● Data to process:
=====

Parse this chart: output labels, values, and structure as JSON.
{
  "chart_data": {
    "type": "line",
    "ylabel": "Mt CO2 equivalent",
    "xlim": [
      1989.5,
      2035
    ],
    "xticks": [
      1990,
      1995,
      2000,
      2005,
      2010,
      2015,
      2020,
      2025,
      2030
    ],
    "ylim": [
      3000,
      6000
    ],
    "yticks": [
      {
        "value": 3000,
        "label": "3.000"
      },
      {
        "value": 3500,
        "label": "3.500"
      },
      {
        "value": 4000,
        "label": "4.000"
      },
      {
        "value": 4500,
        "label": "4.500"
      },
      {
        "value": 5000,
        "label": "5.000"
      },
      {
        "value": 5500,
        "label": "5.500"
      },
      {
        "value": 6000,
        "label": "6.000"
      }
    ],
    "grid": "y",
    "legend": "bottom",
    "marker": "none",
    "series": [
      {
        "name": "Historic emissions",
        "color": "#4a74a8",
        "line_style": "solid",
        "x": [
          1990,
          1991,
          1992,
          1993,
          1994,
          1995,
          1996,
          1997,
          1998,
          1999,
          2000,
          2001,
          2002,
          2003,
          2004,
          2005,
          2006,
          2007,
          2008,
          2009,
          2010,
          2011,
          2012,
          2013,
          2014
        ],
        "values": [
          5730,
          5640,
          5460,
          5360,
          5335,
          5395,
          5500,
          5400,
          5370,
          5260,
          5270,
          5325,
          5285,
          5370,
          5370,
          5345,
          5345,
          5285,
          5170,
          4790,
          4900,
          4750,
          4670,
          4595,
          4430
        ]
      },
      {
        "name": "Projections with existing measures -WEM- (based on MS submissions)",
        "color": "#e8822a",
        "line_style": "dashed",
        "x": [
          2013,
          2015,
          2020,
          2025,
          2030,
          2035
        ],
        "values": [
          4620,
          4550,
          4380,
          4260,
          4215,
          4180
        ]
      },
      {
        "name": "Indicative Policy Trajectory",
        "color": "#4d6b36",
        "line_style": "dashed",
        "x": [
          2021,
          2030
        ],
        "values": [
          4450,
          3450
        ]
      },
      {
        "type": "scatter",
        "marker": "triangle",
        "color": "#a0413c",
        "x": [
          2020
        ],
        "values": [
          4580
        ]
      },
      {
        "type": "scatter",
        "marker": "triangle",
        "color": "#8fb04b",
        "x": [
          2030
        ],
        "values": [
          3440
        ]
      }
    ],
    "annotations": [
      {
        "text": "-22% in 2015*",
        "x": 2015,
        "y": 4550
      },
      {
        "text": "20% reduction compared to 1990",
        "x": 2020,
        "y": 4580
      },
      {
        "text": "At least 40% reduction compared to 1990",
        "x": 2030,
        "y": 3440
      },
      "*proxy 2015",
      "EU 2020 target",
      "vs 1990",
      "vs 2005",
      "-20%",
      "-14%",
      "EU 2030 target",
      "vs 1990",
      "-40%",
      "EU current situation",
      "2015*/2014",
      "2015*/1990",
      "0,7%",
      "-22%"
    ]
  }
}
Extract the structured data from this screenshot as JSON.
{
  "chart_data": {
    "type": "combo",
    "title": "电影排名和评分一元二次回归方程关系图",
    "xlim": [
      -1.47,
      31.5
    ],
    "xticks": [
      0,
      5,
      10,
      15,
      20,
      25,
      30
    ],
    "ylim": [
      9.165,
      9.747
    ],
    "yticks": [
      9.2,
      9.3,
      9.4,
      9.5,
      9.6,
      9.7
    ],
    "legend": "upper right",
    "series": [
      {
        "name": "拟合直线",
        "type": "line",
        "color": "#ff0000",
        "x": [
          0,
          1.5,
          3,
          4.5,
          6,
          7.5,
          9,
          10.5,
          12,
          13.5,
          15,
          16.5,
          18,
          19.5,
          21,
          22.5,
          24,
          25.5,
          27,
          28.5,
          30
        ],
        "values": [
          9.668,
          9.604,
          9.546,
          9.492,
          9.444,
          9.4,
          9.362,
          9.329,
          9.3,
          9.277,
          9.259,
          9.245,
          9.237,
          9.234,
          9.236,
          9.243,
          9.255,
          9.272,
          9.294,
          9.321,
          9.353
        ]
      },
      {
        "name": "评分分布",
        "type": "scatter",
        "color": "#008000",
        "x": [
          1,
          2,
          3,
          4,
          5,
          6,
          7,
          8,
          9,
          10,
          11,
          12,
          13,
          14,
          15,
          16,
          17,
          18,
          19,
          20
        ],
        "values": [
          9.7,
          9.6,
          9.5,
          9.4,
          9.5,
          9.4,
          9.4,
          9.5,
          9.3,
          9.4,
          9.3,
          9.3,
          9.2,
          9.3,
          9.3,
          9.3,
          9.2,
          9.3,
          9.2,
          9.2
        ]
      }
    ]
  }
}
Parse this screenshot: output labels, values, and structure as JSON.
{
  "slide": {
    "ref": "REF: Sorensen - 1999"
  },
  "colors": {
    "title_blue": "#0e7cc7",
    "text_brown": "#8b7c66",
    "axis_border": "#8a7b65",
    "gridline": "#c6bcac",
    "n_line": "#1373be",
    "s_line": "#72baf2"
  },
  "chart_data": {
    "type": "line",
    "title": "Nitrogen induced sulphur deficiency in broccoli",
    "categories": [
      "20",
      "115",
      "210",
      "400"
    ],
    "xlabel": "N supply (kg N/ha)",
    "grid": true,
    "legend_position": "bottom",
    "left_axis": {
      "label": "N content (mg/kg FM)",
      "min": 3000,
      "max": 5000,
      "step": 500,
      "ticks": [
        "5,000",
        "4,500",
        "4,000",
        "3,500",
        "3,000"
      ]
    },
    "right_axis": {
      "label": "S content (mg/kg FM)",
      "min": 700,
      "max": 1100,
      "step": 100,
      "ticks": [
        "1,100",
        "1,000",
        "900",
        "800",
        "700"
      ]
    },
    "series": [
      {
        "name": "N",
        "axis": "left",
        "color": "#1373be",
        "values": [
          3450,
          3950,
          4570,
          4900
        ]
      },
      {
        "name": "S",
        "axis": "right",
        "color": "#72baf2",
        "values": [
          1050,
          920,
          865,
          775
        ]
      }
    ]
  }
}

=====

● Exercise directions:
Every record above must be duplicated exactly.

● Solution to this exercise:
Parse this chart: output labels, values, and structure as JSON.
{
  "chart_data": {
    "type": "line",
    "ylabel": "Mt CO2 equivalent",
    "xlim": [
      1989.5,
      2035
    ],
    "xticks": [
      1990,
      1995,
      2000,
      2005,
      2010,
      2015,
      2020,
      2025,
      2030
    ],
    "ylim": [
      3000,
      6000
    ],
    "yticks": [
      {
        "value": 3000,
        "label": "3.000"
      },
      {
        "value": 3500,
        "label": "3.500"
      },
      {
        "value": 4000,
        "label": "4.000"
      },
      {
        "value": 4500,
        "label": "4.500"
      },
      {
        "value": 5000,
        "label": "5.000"
      },
      {
        "value": 5500,
        "label": "5.500"
      },
      {
        "value": 6000,
        "label": "6.000"
      }
    ],
    "grid": "y",
    "legend": "bottom",
    "marker": "none",
    "series": [
      {
        "name": "Historic emissions",
        "color": "#4a74a8",
        "line_style": "solid",
        "x": [
          1990,
          1991,
          1992,
          1993,
          1994,
          1995,
          1996,
          1997,
          1998,
          1999,
          2000,
          2001,
          2002,
          2003,
          2004,
          2005,
          2006,
          2007,
          2008,
          2009,
          2010,
          2011,
          2012,
          2013,
          2014
        ],
        "values": [
          5730,
          5640,
          5460,
          5360,
          5335,
          5395,
          5500,
          5400,
          5370,
          5260,
          5270,
          5325,
          5285,
          5370,
          5370,
          5345,
          5345,
          5285,
          5170,
          4790,
          4900,
          4750,
          4670,
          4595,
          4430
        ]
      },
      {
        "name": "Projections with existing measures -WEM- (based on MS submissions)",
        "color": "#e8822a",
        "line_style": "dashed",
        "x": [
          2013,
          2015,
          2020,
          2025,
          2030,
          2035
        ],
        "values": [
          4620,
          4550,
          4380,
          4260,
          4215,
          4180
        ]
      },
      {
        "name": "Indicative Policy Trajectory",
        "color": "#4d6b36",
        "line_style": "dashed",
        "x": [
          2021,
          2030
        ],
        "values": [
          4450,
          3450
        ]
      },
      {
        "type": "scatter",
        "marker": "triangle",
        "color": "#a0413c",
        "x": [
          2020
        ],
        "values": [
          4580
        ]
      },
      {
        "type": "scatter",
        "marker": "triangle",
        "color": "#8fb04b",
        "x": [
          2030
        ],
        "values": [
          3440
        ]
      }
    ],
    "annotations": [
      {
        "text": "-22% in 2015*",
        "x": 2015,
        "y": 4550
      },
      {
        "text": "20% reduction compared to 1990",
        "x": 2020,
        "y": 4580
      },
      {
        "text": "At least 40% reduction compared to 1990",
        "x": 2030,
        "y": 3440
      },
      "*proxy 2015",
      "EU 2020 target",
      "vs 1990",
      "vs 2005",
      "-20%",
      "-14%",
      "EU 2030 target",
      "vs 1990",
      "-40%",
      "EU current situation",
      "2015*/2014",
      "2015*/1990",
      "0,7%",
      "-22%"
    ]
  }
}
Extract the structured data from this screenshot as JSON.
{
  "chart_data": {
    "type": "combo",
    "title": "电影排名和评分一元二次回归方程关系图",
    "xlim": [
      -1.47,
      31.5
    ],
    "xticks": [
      0,
      5,
      10,
      15,
      20,
      25,
      30
    ],
    "ylim": [
      9.165,
      9.747
    ],
    "yticks": [
      9.2,
      9.3,
      9.4,
      9.5,
      9.6,
      9.7
    ],
    "legend": "upper right",
    "series": [
      {
        "name": "拟合直线",
        "type": "line",
        "color": "#ff0000",
        "x": [
          0,
          1.5,
          3,
          4.5,
          6,
          7.5,
          9,
          10.5,
          12,
          13.5,
          15,
          16.5,
          18,
          19.5,
          21,
          22.5,
          24,
          25.5,
          27,
          28.5,
          30
        ],
        "values": [
          9.668,
          9.604,
          9.546,
          9.492,
          9.444,
          9.4,
          9.362,
          9.329,
          9.3,
          9.277,
          9.259,
          9.245,
          9.237,
          9.234,
          9.236,
          9.243,
          9.255,
          9.272,
          9.294,
          9.321,
          9.353
        ]
      },
      {
        "name": "评分分布",
        "type": "scatter",
        "color": "#008000",
        "x": [
          1,
          2,
          3,
          4,
          5,
          6,
          7,
          8,
          9,
          10,
          11,
          12,
          13,
          14,
          15,
          16,
          17,
          18,
          19,
          20
        ],
        "values": [
          9.7,
          9.6,
          9.5,
          9.4,
          9.5,
          9.4,
          9.4,
          9.5,
          9.3,
          9.4,
          9.3,
          9.3,
          9.2,
          9.3,
          9.3,
          9.3,
          9.2,
          9.3,
          9.2,
          9.2
        ]
      }
    ]
  }
}
Parse this screenshot: output labels, values, and structure as JSON.
{
  "slide": {
    "ref": "REF: Sorensen - 1999"
  },
  "colors": {
    "title_blue": "#0e7cc7",
    "text_brown": "#8b7c66",
    "axis_border": "#8a7b65",
    "gridline": "#c6bcac",
    "n_line": "#1373be",
    "s_line": "#72baf2"
  },
  "chart_data": {
    "type": "line",
    "title": "Nitrogen induced sulphur deficiency in broccoli",
    "categories": [
      "20",
      "115",
      "210",
      "400"
    ],
    "xlabel": "N supply (kg N/ha)",
    "grid": true,
    "legend_position": "bottom",
    "left_axis": {
      "label": "N content (mg/kg FM)",
      "min": 3000,
      "max": 5000,
      "step": 500,
      "ticks": [
        "5,000",
        "4,500",
        "4,000",
        "3,500",
        "3,000"
      ]
    },
    "right_axis": {
      "label": "S content (mg/kg FM)",
      "min": 700,
      "max": 1100,
      "step": 100,
      "ticks": [
        "1,100",
        "1,000",
        "900",
        "800",
        "700"
      ]
    },
    "series": [
      {
        "name": "N",
        "axis": "left",
        "color": "#1373be",
        "values": [
          3450,
          3950,
          4570,
          4900
        ]
      },
      {
        "name": "S",
        "axis": "right",
        "color": "#72baf2",
        "values": [
          1050,
          920,
          865,
          775
        ]
      }
    ]
  }
}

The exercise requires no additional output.